:: WHAT TO DO ::
Reproduce each record below exactly as written.

-- Start of THE INPUT --

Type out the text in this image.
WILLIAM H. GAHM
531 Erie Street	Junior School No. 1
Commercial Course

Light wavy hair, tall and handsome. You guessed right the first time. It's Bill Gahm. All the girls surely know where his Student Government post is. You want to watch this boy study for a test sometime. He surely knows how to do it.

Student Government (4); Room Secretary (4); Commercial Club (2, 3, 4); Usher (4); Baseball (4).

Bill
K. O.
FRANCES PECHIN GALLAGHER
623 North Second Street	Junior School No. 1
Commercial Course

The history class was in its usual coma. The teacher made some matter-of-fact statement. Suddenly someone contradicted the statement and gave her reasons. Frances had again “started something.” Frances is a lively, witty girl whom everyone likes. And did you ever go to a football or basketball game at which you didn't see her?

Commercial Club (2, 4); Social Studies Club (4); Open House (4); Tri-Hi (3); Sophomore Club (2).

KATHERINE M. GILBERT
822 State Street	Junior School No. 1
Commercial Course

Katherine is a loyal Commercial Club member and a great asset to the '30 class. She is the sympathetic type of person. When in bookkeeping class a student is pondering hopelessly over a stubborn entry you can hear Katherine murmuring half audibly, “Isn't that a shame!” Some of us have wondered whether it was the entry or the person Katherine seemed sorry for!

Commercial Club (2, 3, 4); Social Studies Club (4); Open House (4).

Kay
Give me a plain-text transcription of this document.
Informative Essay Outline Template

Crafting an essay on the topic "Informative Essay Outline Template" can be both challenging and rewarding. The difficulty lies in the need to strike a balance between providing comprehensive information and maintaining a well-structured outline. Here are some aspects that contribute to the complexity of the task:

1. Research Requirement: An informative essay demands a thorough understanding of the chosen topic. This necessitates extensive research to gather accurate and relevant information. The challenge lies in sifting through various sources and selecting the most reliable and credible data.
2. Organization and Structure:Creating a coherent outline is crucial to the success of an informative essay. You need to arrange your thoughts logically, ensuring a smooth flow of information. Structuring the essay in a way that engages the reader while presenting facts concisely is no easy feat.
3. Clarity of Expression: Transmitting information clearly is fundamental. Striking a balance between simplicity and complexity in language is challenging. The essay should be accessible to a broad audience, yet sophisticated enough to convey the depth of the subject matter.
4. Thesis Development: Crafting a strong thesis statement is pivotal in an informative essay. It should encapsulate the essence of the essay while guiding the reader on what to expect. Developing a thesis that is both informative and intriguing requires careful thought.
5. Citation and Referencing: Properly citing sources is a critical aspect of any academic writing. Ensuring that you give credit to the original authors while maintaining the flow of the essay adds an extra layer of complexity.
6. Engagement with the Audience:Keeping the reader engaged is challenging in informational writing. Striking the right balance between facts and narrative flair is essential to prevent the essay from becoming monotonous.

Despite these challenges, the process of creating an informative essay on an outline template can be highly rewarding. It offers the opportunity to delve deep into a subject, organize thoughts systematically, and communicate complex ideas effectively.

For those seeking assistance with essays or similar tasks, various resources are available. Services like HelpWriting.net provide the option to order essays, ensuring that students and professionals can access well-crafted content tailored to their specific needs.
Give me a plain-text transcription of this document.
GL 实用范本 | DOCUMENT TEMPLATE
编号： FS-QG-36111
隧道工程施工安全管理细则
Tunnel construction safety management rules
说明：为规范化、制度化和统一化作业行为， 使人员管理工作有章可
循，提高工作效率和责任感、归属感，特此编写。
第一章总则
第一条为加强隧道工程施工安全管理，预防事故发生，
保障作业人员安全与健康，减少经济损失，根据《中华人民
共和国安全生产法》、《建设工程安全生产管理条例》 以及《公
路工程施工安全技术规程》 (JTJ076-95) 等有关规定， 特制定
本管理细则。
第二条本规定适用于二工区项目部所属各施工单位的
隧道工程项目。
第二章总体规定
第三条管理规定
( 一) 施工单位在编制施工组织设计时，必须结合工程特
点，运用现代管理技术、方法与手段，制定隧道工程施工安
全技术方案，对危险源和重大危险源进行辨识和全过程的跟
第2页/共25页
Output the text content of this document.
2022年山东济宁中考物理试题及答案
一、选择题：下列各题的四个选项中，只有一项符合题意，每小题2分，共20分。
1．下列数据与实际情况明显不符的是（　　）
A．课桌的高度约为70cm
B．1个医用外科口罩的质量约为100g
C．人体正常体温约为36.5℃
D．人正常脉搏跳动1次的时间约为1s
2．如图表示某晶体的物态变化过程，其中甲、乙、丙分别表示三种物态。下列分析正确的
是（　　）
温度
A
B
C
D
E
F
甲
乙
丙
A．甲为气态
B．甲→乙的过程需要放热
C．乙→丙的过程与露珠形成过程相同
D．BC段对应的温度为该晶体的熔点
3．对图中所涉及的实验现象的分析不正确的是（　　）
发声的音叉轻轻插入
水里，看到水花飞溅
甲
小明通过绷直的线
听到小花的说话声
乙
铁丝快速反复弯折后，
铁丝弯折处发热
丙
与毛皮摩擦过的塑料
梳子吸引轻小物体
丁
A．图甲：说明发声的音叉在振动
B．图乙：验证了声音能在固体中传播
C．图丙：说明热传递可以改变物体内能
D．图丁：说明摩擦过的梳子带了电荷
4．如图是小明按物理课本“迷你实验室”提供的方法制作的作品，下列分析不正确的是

-- End of THE INPUT --

:: RESULT OF THIS TASK ::
Type out the text in this image.
WILLIAM H. GAHM
531 Erie Street	Junior School No. 1
Commercial Course

Light wavy hair, tall and handsome. You guessed right the first time. It's Bill Gahm. All the girls surely know where his Student Government post is. You want to watch this boy study for a test sometime. He surely knows how to do it.

Student Government (4); Room Secretary (4); Commercial Club (2, 3, 4); Usher (4); Baseball (4).

Bill
K. O.
FRANCES PECHIN GALLAGHER
623 North Second Street	Junior School No. 1
Commercial Course

The history class was in its usual coma. The teacher made some matter-of-fact statement. Suddenly someone contradicted the statement and gave her reasons. Frances had again “started something.” Frances is a lively, witty girl whom everyone likes. And did you ever go to a football or basketball game at which you didn't see her?

Commercial Club (2, 4); Social Studies Club (4); Open House (4); Tri-Hi (3); Sophomore Club (2).

KATHERINE M. GILBERT
822 State Street	Junior School No. 1
Commercial Course

Katherine is a loyal Commercial Club member and a great asset to the '30 class. She is the sympathetic type of person. When in bookkeeping class a student is pondering hopelessly over a stubborn entry you can hear Katherine murmuring half audibly, “Isn't that a shame!” Some of us have wondered whether it was the entry or the person Katherine seemed sorry for!

Commercial Club (2, 3, 4); Social Studies Club (4); Open House (4).

Kay
Give me a plain-text transcription of this document.
Informative Essay Outline Template

Crafting an essay on the topic "Informative Essay Outline Template" can be both challenging and rewarding. The difficulty lies in the need to strike a balance between providing comprehensive information and maintaining a well-structured outline. Here are some aspects that contribute to the complexity of the task:

1. Research Requirement: An informative essay demands a thorough understanding of the chosen topic. This necessitates extensive research to gather accurate and relevant information. The challenge lies in sifting through various sources and selecting the most reliable and credible data.
2. Organization and Structure:Creating a coherent outline is crucial to the success of an informative essay. You need to arrange your thoughts logically, ensuring a smooth flow of information. Structuring the essay in a way that engages the reader while presenting facts concisely is no easy feat.
3. Clarity of Expression: Transmitting information clearly is fundamental. Striking a balance between simplicity and complexity in language is challenging. The essay should be accessible to a broad audience, yet sophisticated enough to convey the depth of the subject matter.
4. Thesis Development: Crafting a strong thesis statement is pivotal in an informative essay. It should encapsulate the essence of the essay while guiding the reader on what to expect. Developing a thesis that is both informative and intriguing requires careful thought.
5. Citation and Referencing: Properly citing sources is a critical aspect of any academic writing. Ensuring that you give credit to the original authors while maintaining the flow of the essay adds an extra layer of complexity.
6. Engagement with the Audience:Keeping the reader engaged is challenging in informational writing. Striking the right balance between facts and narrative flair is essential to prevent the essay from becoming monotonous.

Despite these challenges, the process of creating an informative essay on an outline template can be highly rewarding. It offers the opportunity to delve deep into a subject, organize thoughts systematically, and communicate complex ideas effectively.

For those seeking assistance with essays or similar tasks, various resources are available. Services like HelpWriting.net provide the option to order essays, ensuring that students and professionals can access well-crafted content tailored to their specific needs.
Give me a plain-text transcription of this document.
GL 实用范本 | DOCUMENT TEMPLATE
编号： FS-QG-36111
隧道工程施工安全管理细则
Tunnel construction safety management rules
说明：为规范化、制度化和统一化作业行为， 使人员管理工作有章可
循，提高工作效率和责任感、归属感，特此编写。
第一章总则
第一条为加强隧道工程施工安全管理，预防事故发生，
保障作业人员安全与健康，减少经济损失，根据《中华人民
共和国安全生产法》、《建设工程安全生产管理条例》 以及《公
路工程施工安全技术规程》 (JTJ076-95) 等有关规定， 特制定
本管理细则。
第二条本规定适用于二工区项目部所属各施工单位的
隧道工程项目。
第二章总体规定
第三条管理规定
( 一) 施工单位在编制施工组织设计时，必须结合工程特
点，运用现代管理技术、方法与手段，制定隧道工程施工安
全技术方案，对危险源和重大危险源进行辨识和全过程的跟
第2页/共25页
Output the text content of this document.
2022年山东济宁中考物理试题及答案
一、选择题：下列各题的四个选项中，只有一项符合题意，每小题2分，共20分。
1．下列数据与实际情况明显不符的是（　　）
A．课桌的高度约为70cm
B．1个医用外科口罩的质量约为100g
C．人体正常体温约为36.5℃
D．人正常脉搏跳动1次的时间约为1s
2．如图表示某晶体的物态变化过程，其中甲、乙、丙分别表示三种物态。下列分析正确的
是（　　）
温度
A
B
C
D
E
F
甲
乙
丙
A．甲为气态
B．甲→乙的过程需要放热
C．乙→丙的过程与露珠形成过程相同
D．BC段对应的温度为该晶体的熔点
3．对图中所涉及的实验现象的分析不正确的是（　　）
发声的音叉轻轻插入
水里，看到水花飞溅
甲
小明通过绷直的线
听到小花的说话声
乙
铁丝快速反复弯折后，
铁丝弯折处发热
丙
与毛皮摩擦过的塑料
梳子吸引轻小物体
丁
A．图甲：说明发声的音叉在振动
B．图乙：验证了声音能在固体中传播
C．图丙：说明热传递可以改变物体内能
D．图丁：说明摩擦过的梳子带了电荷
4．如图是小明按物理课本“迷你实验室”提供的方法制作的作品，下列分析不正确的是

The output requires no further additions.